Could every line of the data be printed exactly as it reads?

▸ Data provided
-=-=-=-=-

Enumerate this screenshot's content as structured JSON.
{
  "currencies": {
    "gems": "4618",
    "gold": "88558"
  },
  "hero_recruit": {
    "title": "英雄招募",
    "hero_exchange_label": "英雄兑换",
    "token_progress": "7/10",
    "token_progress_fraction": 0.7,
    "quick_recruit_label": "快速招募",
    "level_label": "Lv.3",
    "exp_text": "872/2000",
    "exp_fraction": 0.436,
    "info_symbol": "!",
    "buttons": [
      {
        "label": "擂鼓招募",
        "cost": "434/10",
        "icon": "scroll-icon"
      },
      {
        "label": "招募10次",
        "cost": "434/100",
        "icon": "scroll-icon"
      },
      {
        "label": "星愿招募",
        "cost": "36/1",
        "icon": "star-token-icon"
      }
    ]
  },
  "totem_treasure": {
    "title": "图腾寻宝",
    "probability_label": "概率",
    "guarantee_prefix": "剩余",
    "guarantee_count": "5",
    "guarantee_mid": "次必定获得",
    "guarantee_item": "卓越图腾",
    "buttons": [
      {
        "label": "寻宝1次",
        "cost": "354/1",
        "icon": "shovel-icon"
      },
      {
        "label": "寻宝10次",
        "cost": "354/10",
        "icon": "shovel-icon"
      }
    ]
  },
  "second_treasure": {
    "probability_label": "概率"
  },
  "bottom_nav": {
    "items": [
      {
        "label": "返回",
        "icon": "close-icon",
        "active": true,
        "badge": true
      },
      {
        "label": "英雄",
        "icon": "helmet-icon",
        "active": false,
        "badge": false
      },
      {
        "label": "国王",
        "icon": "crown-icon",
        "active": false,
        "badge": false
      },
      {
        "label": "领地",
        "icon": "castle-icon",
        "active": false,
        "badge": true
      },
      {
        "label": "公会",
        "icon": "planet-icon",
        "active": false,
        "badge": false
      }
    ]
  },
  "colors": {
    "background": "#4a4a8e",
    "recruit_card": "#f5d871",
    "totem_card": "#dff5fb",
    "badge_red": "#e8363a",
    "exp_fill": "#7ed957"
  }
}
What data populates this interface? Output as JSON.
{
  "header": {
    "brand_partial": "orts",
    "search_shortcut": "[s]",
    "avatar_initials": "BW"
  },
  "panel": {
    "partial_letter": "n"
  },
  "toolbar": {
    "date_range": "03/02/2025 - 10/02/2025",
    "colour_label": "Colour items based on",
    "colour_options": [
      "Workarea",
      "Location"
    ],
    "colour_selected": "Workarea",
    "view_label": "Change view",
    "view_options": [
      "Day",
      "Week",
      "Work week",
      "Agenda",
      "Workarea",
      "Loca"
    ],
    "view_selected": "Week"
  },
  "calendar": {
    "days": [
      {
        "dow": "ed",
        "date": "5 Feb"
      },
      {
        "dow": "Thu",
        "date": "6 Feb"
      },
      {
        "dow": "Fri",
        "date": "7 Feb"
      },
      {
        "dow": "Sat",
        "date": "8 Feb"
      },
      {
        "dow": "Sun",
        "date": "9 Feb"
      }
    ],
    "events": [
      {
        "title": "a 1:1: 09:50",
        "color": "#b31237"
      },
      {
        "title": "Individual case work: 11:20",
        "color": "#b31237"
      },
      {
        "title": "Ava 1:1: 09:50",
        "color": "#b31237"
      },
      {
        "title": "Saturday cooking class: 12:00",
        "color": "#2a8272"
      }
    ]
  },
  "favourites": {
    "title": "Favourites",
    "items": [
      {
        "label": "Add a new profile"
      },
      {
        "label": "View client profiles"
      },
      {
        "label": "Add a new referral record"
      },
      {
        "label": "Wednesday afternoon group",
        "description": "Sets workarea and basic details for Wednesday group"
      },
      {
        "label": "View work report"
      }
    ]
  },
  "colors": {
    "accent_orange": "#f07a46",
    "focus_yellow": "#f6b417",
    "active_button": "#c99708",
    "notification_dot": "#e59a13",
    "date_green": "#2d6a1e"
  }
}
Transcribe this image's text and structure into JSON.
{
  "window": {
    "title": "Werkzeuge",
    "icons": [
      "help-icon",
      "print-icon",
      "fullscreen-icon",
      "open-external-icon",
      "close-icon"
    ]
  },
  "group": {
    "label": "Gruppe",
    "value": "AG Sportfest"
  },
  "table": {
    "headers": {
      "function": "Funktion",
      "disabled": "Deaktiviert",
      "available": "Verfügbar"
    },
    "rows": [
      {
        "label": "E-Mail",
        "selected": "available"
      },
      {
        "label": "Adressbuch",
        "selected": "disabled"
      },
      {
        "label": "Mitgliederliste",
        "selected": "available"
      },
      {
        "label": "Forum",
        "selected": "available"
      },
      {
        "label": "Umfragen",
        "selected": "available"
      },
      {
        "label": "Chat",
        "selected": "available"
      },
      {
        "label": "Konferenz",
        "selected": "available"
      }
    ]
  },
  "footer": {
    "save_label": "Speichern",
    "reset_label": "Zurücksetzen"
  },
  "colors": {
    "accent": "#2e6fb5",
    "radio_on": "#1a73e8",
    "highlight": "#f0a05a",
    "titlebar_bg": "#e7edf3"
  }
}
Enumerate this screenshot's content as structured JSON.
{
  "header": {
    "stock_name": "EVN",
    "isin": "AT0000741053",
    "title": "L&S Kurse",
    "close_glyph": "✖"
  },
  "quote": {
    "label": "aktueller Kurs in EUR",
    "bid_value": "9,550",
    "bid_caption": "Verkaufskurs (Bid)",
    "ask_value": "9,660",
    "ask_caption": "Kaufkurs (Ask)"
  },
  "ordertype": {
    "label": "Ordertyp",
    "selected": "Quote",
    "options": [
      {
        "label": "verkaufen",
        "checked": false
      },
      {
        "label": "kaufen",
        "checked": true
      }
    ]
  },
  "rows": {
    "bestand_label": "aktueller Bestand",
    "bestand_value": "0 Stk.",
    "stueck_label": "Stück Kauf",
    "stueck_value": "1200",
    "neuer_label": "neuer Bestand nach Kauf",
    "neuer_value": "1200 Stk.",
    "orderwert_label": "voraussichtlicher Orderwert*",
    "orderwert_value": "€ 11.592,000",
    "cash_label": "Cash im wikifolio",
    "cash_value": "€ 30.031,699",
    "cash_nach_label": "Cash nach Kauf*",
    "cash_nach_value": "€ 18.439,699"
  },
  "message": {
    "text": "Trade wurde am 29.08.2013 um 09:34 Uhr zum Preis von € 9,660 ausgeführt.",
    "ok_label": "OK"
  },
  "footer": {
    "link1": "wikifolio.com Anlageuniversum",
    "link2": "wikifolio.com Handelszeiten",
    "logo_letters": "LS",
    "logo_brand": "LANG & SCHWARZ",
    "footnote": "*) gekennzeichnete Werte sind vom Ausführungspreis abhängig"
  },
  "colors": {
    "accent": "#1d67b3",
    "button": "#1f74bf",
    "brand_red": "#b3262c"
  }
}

-=-=-=-=-

▸ Right answer
Enumerate this screenshot's content as structured JSON.
{
  "currencies": {
    "gems": "4618",
    "gold": "88558"
  },
  "hero_recruit": {
    "title": "英雄招募",
    "hero_exchange_label": "英雄兑换",
    "token_progress": "7/10",
    "token_progress_fraction": 0.7,
    "quick_recruit_label": "快速招募",
    "level_label": "Lv.3",
    "exp_text": "872/2000",
    "exp_fraction": 0.436,
    "info_symbol": "!",
    "buttons": [
      {
        "label": "擂鼓招募",
        "cost": "434/10",
        "icon": "scroll-icon"
      },
      {
        "label": "招募10次",
        "cost": "434/100",
        "icon": "scroll-icon"
      },
      {
        "label": "星愿招募",
        "cost": "36/1",
        "icon": "star-token-icon"
      }
    ]
  },
  "totem_treasure": {
    "title": "图腾寻宝",
    "probability_label": "概率",
    "guarantee_prefix": "剩余",
    "guarantee_count": "5",
    "guarantee_mid": "次必定获得",
    "guarantee_item": "卓越图腾",
    "buttons": [
      {
        "label": "寻宝1次",
        "cost": "354/1",
        "icon": "shovel-icon"
      },
      {
        "label": "寻宝10次",
        "cost": "354/10",
        "icon": "shovel-icon"
      }
    ]
  },
  "second_treasure": {
    "probability_label": "概率"
  },
  "bottom_nav": {
    "items": [
      {
        "label": "返回",
        "icon": "close-icon",
        "active": true,
        "badge": true
      },
      {
        "label": "英雄",
        "icon": "helmet-icon",
        "active": false,
        "badge": false
      },
      {
        "label": "国王",
        "icon": "crown-icon",
        "active": false,
        "badge": false
      },
      {
        "label": "领地",
        "icon": "castle-icon",
        "active": false,
        "badge": true
      },
      {
        "label": "公会",
        "icon": "planet-icon",
        "active": false,
        "badge": false
      }
    ]
  },
  "colors": {
    "background": "#4a4a8e",
    "recruit_card": "#f5d871",
    "totem_card": "#dff5fb",
    "badge_red": "#e8363a",
    "exp_fill": "#7ed957"
  }
}
What data populates this interface? Output as JSON.
{
  "header": {
    "brand_partial": "orts",
    "search_shortcut": "[s]",
    "avatar_initials": "BW"
  },
  "panel": {
    "partial_letter": "n"
  },
  "toolbar": {
    "date_range": "03/02/2025 - 10/02/2025",
    "colour_label": "Colour items based on",
    "colour_options": [
      "Workarea",
      "Location"
    ],
    "colour_selected": "Workarea",
    "view_label": "Change view",
    "view_options": [
      "Day",
      "Week",
      "Work week",
      "Agenda",
      "Workarea",
      "Loca"
    ],
    "view_selected": "Week"
  },
  "calendar": {
    "days": [
      {
        "dow": "ed",
        "date": "5 Feb"
      },
      {
        "dow": "Thu",
        "date": "6 Feb"
      },
      {
        "dow": "Fri",
        "date": "7 Feb"
      },
      {
        "dow": "Sat",
        "date": "8 Feb"
      },
      {
        "dow": "Sun",
        "date": "9 Feb"
      }
    ],
    "events": [
      {
        "title": "a 1:1: 09:50",
        "color": "#b31237"
      },
      {
        "title": "Individual case work: 11:20",
        "color": "#b31237"
      },
      {
        "title": "Ava 1:1: 09:50",
        "color": "#b31237"
      },
      {
        "title": "Saturday cooking class: 12:00",
        "color": "#2a8272"
      }
    ]
  },
  "favourites": {
    "title": "Favourites",
    "items": [
      {
        "label": "Add a new profile"
      },
      {
        "label": "View client profiles"
      },
      {
        "label": "Add a new referral record"
      },
      {
        "label": "Wednesday afternoon group",
        "description": "Sets workarea and basic details for Wednesday group"
      },
      {
        "label": "View work report"
      }
    ]
  },
  "colors": {
    "accent_orange": "#f07a46",
    "focus_yellow": "#f6b417",
    "active_button": "#c99708",
    "notification_dot": "#e59a13",
    "date_green": "#2d6a1e"
  }
}
Transcribe this image's text and structure into JSON.
{
  "window": {
    "title": "Werkzeuge",
    "icons": [
      "help-icon",
      "print-icon",
      "fullscreen-icon",
      "open-external-icon",
      "close-icon"
    ]
  },
  "group": {
    "label": "Gruppe",
    "value": "AG Sportfest"
  },
  "table": {
    "headers": {
      "function": "Funktion",
      "disabled": "Deaktiviert",
      "available": "Verfügbar"
    },
    "rows": [
      {
        "label": "E-Mail",
        "selected": "available"
      },
      {
        "label": "Adressbuch",
        "selected": "disabled"
      },
      {
        "label": "Mitgliederliste",
        "selected": "available"
      },
      {
        "label": "Forum",
        "selected": "available"
      },
      {
        "label": "Umfragen",
        "selected": "available"
      },
      {
        "label": "Chat",
        "selected": "available"
      },
      {
        "label": "Konferenz",
        "selected": "available"
      }
    ]
  },
  "footer": {
    "save_label": "Speichern",
    "reset_label": "Zurücksetzen"
  },
  "colors": {
    "accent": "#2e6fb5",
    "radio_on": "#1a73e8",
    "highlight": "#f0a05a",
    "titlebar_bg": "#e7edf3"
  }
}
Enumerate this screenshot's content as structured JSON.
{
  "header": {
    "stock_name": "EVN",
    "isin": "AT0000741053",
    "title": "L&S Kurse",
    "close_glyph": "✖"
  },
  "quote": {
    "label": "aktueller Kurs in EUR",
    "bid_value": "9,550",
    "bid_caption": "Verkaufskurs (Bid)",
    "ask_value": "9,660",
    "ask_caption": "Kaufkurs (Ask)"
  },
  "ordertype": {
    "label": "Ordertyp",
    "selected": "Quote",
    "options": [
      {
        "label": "verkaufen",
        "checked": false
      },
      {
        "label": "kaufen",
        "checked": true
      }
    ]
  },
  "rows": {
    "bestand_label": "aktueller Bestand",
    "bestand_value": "0 Stk.",
    "stueck_label": "Stück Kauf",
    "stueck_value": "1200",
    "neuer_label": "neuer Bestand nach Kauf",
    "neuer_value": "1200 Stk.",
    "orderwert_label": "voraussichtlicher Orderwert*",
    "orderwert_value": "€ 11.592,000",
    "cash_label": "Cash im wikifolio",
    "cash_value": "€ 30.031,699",
    "cash_nach_label": "Cash nach Kauf*",
    "cash_nach_value": "€ 18.439,699"
  },
  "message": {
    "text": "Trade wurde am 29.08.2013 um 09:34 Uhr zum Preis von € 9,660 ausgeführt.",
    "ok_label": "OK"
  },
  "footer": {
    "link1": "wikifolio.com Anlageuniversum",
    "link2": "wikifolio.com Handelszeiten",
    "logo_letters": "LS",
    "logo_brand": "LANG & SCHWARZ",
    "footnote": "*) gekennzeichnete Werte sind vom Ausführungspreis abhängig"
  },
  "colors": {
    "accent": "#1d67b3",
    "button": "#1f74bf",
    "brand_red": "#b3262c"
  }
}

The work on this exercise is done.